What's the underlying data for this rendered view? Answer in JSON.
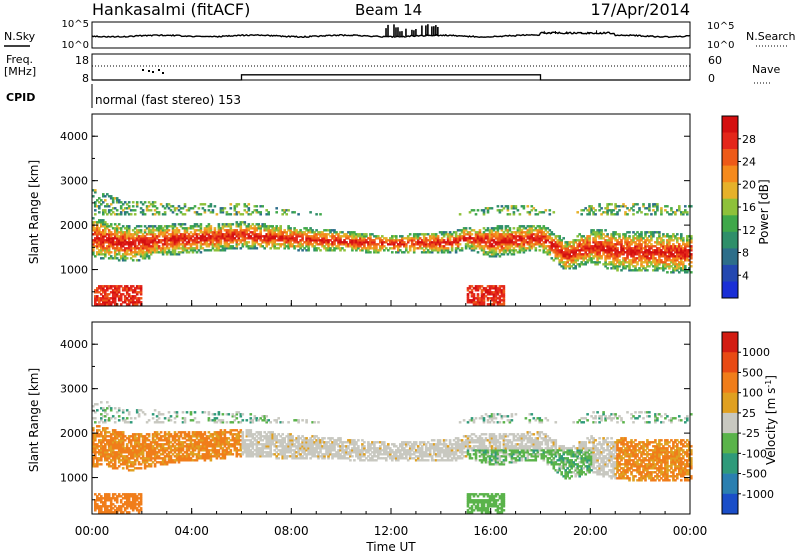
{
  "header": {
    "station": "Hankasalmi (fitACF)",
    "beam": "Beam 14",
    "date": "17/Apr/2014"
  },
  "left_labels": {
    "nsky": "N.Sky",
    "freq": "Freq.",
    "freq_unit": "[MHz]",
    "cpid": "CPID"
  },
  "right_labels": {
    "nsearch": "N.Search",
    "nave": "Nave"
  },
  "cpid_text": "normal (fast stereo) 153",
  "colors": {
    "power": [
      "#1a2fd6",
      "#2448b0",
      "#2d6e8a",
      "#2f8f6a",
      "#3fa84a",
      "#8ec13a",
      "#e6b12a",
      "#f58a1c",
      "#ee5a18",
      "#e4261a",
      "#d40f10"
    ],
    "velocity": [
      "#1a4ec8",
      "#2a7fb0",
      "#2f9a7a",
      "#5ab34a",
      "#c8c8c0",
      "#e0a020",
      "#f07d1a",
      "#e84a14",
      "#d31c12"
    ],
    "gray_scatter": "#c7c6bf"
  },
  "chart_data": [
    {
      "name": "nsky-nsearch",
      "type": "line",
      "yticks_left": [
        "10^5",
        "10^0"
      ],
      "yticks_right": [
        "10^5",
        "10^0"
      ]
    },
    {
      "name": "freq-nave",
      "type": "line",
      "yticks_left": [
        "18",
        "8"
      ],
      "yticks_right": [
        "60",
        "0"
      ],
      "freq_steps": [
        {
          "x": 0,
          "y": 8
        },
        {
          "x": 6,
          "y": 8
        },
        {
          "x": 6,
          "y": 10
        },
        {
          "x": 18,
          "y": 10
        },
        {
          "x": 18,
          "y": 8
        },
        {
          "x": 24,
          "y": 8
        }
      ]
    },
    {
      "name": "power",
      "type": "heatmap",
      "ylabel": "Slant Range [km]",
      "yticks": [
        "4000",
        "3000",
        "2000",
        "1000"
      ],
      "ylim": [
        180,
        4500
      ],
      "xlim": [
        0,
        24
      ],
      "colorbar": {
        "label": "Power [dB]",
        "ticks": [
          "28",
          "24",
          "20",
          "16",
          "12",
          "8",
          "4"
        ]
      }
    },
    {
      "name": "velocity",
      "type": "heatmap",
      "ylabel": "Slant Range [km]",
      "yticks": [
        "4000",
        "3000",
        "2000",
        "1000"
      ],
      "ylim": [
        180,
        4500
      ],
      "xlim": [
        0,
        24
      ],
      "xlabel": "Time UT",
      "xticks": [
        "00:00",
        "04:00",
        "08:00",
        "12:00",
        "16:00",
        "20:00",
        "00:00"
      ],
      "colorbar": {
        "label": "Velocity [m s",
        "label_sup": "-1",
        "label_end": "]",
        "ticks": [
          "1000",
          "500",
          "100",
          "25",
          "-25",
          "-100",
          "-500",
          "-1000"
        ]
      }
    }
  ]
}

----

> _What to work on_: Reproduce the entries above exactly. Do not include the images.

> _Completed exercise_:
What's the underlying data for this rendered view? Answer in JSON.
{
  "header": {
    "station": "Hankasalmi (fitACF)",
    "beam": "Beam 14",
    "date": "17/Apr/2014"
  },
  "left_labels": {
    "nsky": "N.Sky",
    "freq": "Freq.",
    "freq_unit": "[MHz]",
    "cpid": "CPID"
  },
  "right_labels": {
    "nsearch": "N.Search",
    "nave": "Nave"
  },
  "cpid_text": "normal (fast stereo) 153",
  "colors": {
    "power": [
      "#1a2fd6",
      "#2448b0",
      "#2d6e8a",
      "#2f8f6a",
      "#3fa84a",
      "#8ec13a",
      "#e6b12a",
      "#f58a1c",
      "#ee5a18",
      "#e4261a",
      "#d40f10"
    ],
    "velocity": [
      "#1a4ec8",
      "#2a7fb0",
      "#2f9a7a",
      "#5ab34a",
      "#c8c8c0",
      "#e0a020",
      "#f07d1a",
      "#e84a14",
      "#d31c12"
    ],
    "gray_scatter": "#c7c6bf"
  },
  "chart_data": [
    {
      "name": "nsky-nsearch",
      "type": "line",
      "yticks_left": [
        "10^5",
        "10^0"
      ],
      "yticks_right": [
        "10^5",
        "10^0"
      ]
    },
    {
      "name": "freq-nave",
      "type": "line",
      "yticks_left": [
        "18",
        "8"
      ],
      "yticks_right": [
        "60",
        "0"
      ],
      "freq_steps": [
        {
          "x": 0,
          "y": 8
        },
        {
          "x": 6,
          "y": 8
        },
        {
          "x": 6,
          "y": 10
        },
        {
          "x": 18,
          "y": 10
        },
        {
          "x": 18,
          "y": 8
        },
        {
          "x": 24,
          "y": 8
        }
      ]
    },
    {
      "name": "power",
      "type": "heatmap",
      "ylabel": "Slant Range [km]",
      "yticks": [
        "4000",
        "3000",
        "2000",
        "1000"
      ],
      "ylim": [
        180,
        4500
      ],
      "xlim": [
        0,
        24
      ],
      "colorbar": {
        "label": "Power [dB]",
        "ticks": [
          "28",
          "24",
          "20",
          "16",
          "12",
          "8",
          "4"
        ]
      }
    },
    {
      "name": "velocity",
      "type": "heatmap",
      "ylabel": "Slant Range [km]",
      "yticks": [
        "4000",
        "3000",
        "2000",
        "1000"
      ],
      "ylim": [
        180,
        4500
      ],
      "xlim": [
        0,
        24
      ],
      "xlabel": "Time UT",
      "xticks": [
        "00:00",
        "04:00",
        "08:00",
        "12:00",
        "16:00",
        "20:00",
        "00:00"
      ],
      "colorbar": {
        "label": "Velocity [m s",
        "label_sup": "-1",
        "label_end": "]",
        "ticks": [
          "1000",
          "500",
          "100",
          "25",
          "-25",
          "-100",
          "-500",
          "-1000"
        ]
      }
    }
  ]
}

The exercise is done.